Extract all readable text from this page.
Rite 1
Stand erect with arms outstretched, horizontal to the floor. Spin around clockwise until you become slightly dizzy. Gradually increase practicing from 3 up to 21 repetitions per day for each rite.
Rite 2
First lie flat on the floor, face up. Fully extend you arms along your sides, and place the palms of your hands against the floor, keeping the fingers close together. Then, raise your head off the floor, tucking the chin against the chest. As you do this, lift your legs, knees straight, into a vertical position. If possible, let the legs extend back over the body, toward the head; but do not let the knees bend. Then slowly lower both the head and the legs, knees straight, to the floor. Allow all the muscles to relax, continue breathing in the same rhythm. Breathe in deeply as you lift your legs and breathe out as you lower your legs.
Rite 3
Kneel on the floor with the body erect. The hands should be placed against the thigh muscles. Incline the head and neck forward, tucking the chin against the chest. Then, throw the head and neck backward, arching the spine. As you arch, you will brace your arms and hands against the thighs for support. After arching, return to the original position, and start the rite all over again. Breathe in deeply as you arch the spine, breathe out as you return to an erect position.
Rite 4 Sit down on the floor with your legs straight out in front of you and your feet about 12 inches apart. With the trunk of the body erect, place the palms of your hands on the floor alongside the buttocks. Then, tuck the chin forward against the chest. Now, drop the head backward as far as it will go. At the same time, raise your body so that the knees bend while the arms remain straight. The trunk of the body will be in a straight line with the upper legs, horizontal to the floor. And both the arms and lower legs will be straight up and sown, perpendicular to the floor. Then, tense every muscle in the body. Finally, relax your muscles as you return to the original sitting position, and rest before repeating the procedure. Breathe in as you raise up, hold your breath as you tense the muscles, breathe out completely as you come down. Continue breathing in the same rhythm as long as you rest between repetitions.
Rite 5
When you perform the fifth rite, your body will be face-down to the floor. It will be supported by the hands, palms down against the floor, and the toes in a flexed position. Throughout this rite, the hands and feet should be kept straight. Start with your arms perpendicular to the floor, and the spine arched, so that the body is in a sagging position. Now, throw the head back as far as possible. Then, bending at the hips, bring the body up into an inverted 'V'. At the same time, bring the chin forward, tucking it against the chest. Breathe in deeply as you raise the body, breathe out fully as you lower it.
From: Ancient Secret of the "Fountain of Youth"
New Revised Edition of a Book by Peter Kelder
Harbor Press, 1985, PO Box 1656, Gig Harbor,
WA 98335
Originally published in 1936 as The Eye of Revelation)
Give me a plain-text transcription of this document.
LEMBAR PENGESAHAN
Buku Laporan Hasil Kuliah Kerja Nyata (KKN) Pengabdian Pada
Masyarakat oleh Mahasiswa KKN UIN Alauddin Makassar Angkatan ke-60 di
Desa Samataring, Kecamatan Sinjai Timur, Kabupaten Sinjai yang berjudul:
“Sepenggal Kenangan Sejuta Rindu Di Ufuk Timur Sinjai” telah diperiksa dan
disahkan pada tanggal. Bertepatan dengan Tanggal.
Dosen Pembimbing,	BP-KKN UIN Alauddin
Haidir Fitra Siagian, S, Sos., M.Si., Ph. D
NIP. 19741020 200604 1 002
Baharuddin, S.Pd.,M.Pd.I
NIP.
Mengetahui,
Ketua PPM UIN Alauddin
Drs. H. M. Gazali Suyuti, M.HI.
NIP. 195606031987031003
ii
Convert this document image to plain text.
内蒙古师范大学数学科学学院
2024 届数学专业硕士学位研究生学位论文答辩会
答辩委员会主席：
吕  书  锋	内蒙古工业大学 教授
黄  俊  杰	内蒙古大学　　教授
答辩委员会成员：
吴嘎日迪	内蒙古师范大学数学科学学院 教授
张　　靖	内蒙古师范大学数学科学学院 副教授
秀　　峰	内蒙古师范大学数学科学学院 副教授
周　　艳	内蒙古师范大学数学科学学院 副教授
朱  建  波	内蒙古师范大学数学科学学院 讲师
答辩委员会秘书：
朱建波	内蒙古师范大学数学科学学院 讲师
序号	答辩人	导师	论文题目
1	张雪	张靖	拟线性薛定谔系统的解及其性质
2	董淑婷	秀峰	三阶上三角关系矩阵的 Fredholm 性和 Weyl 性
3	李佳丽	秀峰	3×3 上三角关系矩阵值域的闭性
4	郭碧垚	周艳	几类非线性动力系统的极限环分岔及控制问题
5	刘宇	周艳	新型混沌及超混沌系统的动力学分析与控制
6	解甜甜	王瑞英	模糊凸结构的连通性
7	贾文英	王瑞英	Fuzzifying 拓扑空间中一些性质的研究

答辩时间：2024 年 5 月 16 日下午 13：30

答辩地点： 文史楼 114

-.-.-

→ **EXERCISE GOAL**
Output the entries exactly.

→ **COMPLETE RESPONSE**
Extract all readable text from this page.
Rite 1
Stand erect with arms outstretched, horizontal to the floor. Spin around clockwise until you become slightly dizzy. Gradually increase practicing from 3 up to 21 repetitions per day for each rite.
Rite 2
First lie flat on the floor, face up. Fully extend you arms along your sides, and place the palms of your hands against the floor, keeping the fingers close together. Then, raise your head off the floor, tucking the chin against the chest. As you do this, lift your legs, knees straight, into a vertical position. If possible, let the legs extend back over the body, toward the head; but do not let the knees bend. Then slowly lower both the head and the legs, knees straight, to the floor. Allow all the muscles to relax, continue breathing in the same rhythm. Breathe in deeply as you lift your legs and breathe out as you lower your legs.
Rite 3
Kneel on the floor with the body erect. The hands should be placed against the thigh muscles. Incline the head and neck forward, tucking the chin against the chest. Then, throw the head and neck backward, arching the spine. As you arch, you will brace your arms and hands against the thighs for support. After arching, return to the original position, and start the rite all over again. Breathe in deeply as you arch the spine, breathe out as you return to an erect position.
Rite 4 Sit down on the floor with your legs straight out in front of you and your feet about 12 inches apart. With the trunk of the body erect, place the palms of your hands on the floor alongside the buttocks. Then, tuck the chin forward against the chest. Now, drop the head backward as far as it will go. At the same time, raise your body so that the knees bend while the arms remain straight. The trunk of the body will be in a straight line with the upper legs, horizontal to the floor. And both the arms and lower legs will be straight up and sown, perpendicular to the floor. Then, tense every muscle in the body. Finally, relax your muscles as you return to the original sitting position, and rest before repeating the procedure. Breathe in as you raise up, hold your breath as you tense the muscles, breathe out completely as you come down. Continue breathing in the same rhythm as long as you rest between repetitions.
Rite 5
When you perform the fifth rite, your body will be face-down to the floor. It will be supported by the hands, palms down against the floor, and the toes in a flexed position. Throughout this rite, the hands and feet should be kept straight. Start with your arms perpendicular to the floor, and the spine arched, so that the body is in a sagging position. Now, throw the head back as far as possible. Then, bending at the hips, bring the body up into an inverted 'V'. At the same time, bring the chin forward, tucking it against the chest. Breathe in deeply as you raise the body, breathe out fully as you lower it.
From: Ancient Secret of the "Fountain of Youth"
New Revised Edition of a Book by Peter Kelder
Harbor Press, 1985, PO Box 1656, Gig Harbor,
WA 98335
Originally published in 1936 as The Eye of Revelation)
Give me a plain-text transcription of this document.
LEMBAR PENGESAHAN
Buku Laporan Hasil Kuliah Kerja Nyata (KKN) Pengabdian Pada
Masyarakat oleh Mahasiswa KKN UIN Alauddin Makassar Angkatan ke-60 di
Desa Samataring, Kecamatan Sinjai Timur, Kabupaten Sinjai yang berjudul:
“Sepenggal Kenangan Sejuta Rindu Di Ufuk Timur Sinjai” telah diperiksa dan
disahkan pada tanggal. Bertepatan dengan Tanggal.
Dosen Pembimbing,	BP-KKN UIN Alauddin
Haidir Fitra Siagian, S, Sos., M.Si., Ph. D
NIP. 19741020 200604 1 002
Baharuddin, S.Pd.,M.Pd.I
NIP.
Mengetahui,
Ketua PPM UIN Alauddin
Drs. H. M. Gazali Suyuti, M.HI.
NIP. 195606031987031003
ii
Convert this document image to plain text.
内蒙古师范大学数学科学学院
2024 届数学专业硕士学位研究生学位论文答辩会
答辩委员会主席：
吕  书  锋	内蒙古工业大学 教授
黄  俊  杰	内蒙古大学　　教授
答辩委员会成员：
吴嘎日迪	内蒙古师范大学数学科学学院 教授
张　　靖	内蒙古师范大学数学科学学院 副教授
秀　　峰	内蒙古师范大学数学科学学院 副教授
周　　艳	内蒙古师范大学数学科学学院 副教授
朱  建  波	内蒙古师范大学数学科学学院 讲师
答辩委员会秘书：
朱建波	内蒙古师范大学数学科学学院 讲师
序号	答辩人	导师	论文题目
1	张雪	张靖	拟线性薛定谔系统的解及其性质
2	董淑婷	秀峰	三阶上三角关系矩阵的 Fredholm 性和 Weyl 性
3	李佳丽	秀峰	3×3 上三角关系矩阵值域的闭性
4	郭碧垚	周艳	几类非线性动力系统的极限环分岔及控制问题
5	刘宇	周艳	新型混沌及超混沌系统的动力学分析与控制
6	解甜甜	王瑞英	模糊凸结构的连通性
7	贾文英	王瑞英	Fuzzifying 拓扑空间中一些性质的研究

答辩时间：2024 年 5 月 16 日下午 13：30

答辩地点： 文史楼 114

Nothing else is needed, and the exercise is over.